======== SOURCE EXCERPT
As I have indicated previously, my responsibility is to ensure that the institution has made a reasonable search to identify all responsive records.  The Act does not require the institution to prove with absolute certainty that records do not exist.  However, in order to properly discharge its statutory obligations, the institution must provide me with sufficient evidence to show that it has made a reasonable effort to identify and locate responsive records.

 

I am satisfied that the Gaming Commission provided clear and detailed evidence on the numerous searches conducted in order to locate the records.  This included information on the criteria for major prizewinners, and the database and manual log where their information is recorded.  The Gaming Commission clarified that information about winners of prizes in amounts less than $10,000 is not recorded even where such a prize is claimed at the Gaming Commission’s Prize Office.
================
• **EXERCISE BRIEF**
Reproduce the ruling on the records search word for word, from "I am satisfied" up to and including "Commission’s Prize Office.".
======== DATA LISTING
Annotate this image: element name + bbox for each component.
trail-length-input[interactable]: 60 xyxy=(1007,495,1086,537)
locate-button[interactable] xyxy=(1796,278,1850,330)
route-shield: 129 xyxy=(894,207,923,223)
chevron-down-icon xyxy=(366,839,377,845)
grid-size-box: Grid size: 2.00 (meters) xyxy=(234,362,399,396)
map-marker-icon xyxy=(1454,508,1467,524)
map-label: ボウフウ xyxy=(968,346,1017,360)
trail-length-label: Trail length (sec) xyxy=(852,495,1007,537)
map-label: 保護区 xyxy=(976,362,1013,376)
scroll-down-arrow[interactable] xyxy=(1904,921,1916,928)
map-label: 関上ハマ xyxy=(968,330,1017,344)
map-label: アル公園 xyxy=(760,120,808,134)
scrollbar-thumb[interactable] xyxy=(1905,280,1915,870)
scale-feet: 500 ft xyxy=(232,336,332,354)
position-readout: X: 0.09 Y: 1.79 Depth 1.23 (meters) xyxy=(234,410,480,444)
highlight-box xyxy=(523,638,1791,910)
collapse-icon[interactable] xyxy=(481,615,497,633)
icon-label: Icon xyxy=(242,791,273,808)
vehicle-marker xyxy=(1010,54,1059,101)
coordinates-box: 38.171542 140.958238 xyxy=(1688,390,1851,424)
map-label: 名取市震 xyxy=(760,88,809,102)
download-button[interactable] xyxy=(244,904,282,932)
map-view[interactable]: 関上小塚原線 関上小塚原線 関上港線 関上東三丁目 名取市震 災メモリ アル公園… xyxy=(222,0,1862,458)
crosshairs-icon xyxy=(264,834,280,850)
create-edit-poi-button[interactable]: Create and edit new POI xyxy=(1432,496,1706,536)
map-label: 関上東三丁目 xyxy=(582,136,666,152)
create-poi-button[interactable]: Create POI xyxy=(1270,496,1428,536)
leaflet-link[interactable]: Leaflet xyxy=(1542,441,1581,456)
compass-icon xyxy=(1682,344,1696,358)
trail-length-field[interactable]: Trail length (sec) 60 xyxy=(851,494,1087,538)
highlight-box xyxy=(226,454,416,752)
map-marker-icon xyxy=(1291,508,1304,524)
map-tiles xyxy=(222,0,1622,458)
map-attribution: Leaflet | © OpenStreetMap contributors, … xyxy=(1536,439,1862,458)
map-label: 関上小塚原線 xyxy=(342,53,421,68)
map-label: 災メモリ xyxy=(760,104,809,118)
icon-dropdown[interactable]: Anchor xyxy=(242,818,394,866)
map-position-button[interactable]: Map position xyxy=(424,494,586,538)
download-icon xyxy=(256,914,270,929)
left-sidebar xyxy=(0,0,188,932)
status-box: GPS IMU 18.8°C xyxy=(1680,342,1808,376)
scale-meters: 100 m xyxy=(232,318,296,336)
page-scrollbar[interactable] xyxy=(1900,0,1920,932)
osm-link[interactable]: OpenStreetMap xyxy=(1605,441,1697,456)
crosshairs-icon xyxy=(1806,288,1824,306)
================
• **RESPONSE TO THE EXERCISE**
I am satisfied that the Gaming Commission provided clear and detailed evidence on the numerous searches conducted in order to locate the records.  This included information on the criteria for major prizewinners, and the database and manual log where their information is recorded.  The Gaming Commission clarified that information about winners of prizes in amounts less than $10,000 is not recorded even where such a prize is claimed at the Gaming Commission’s Prize Office.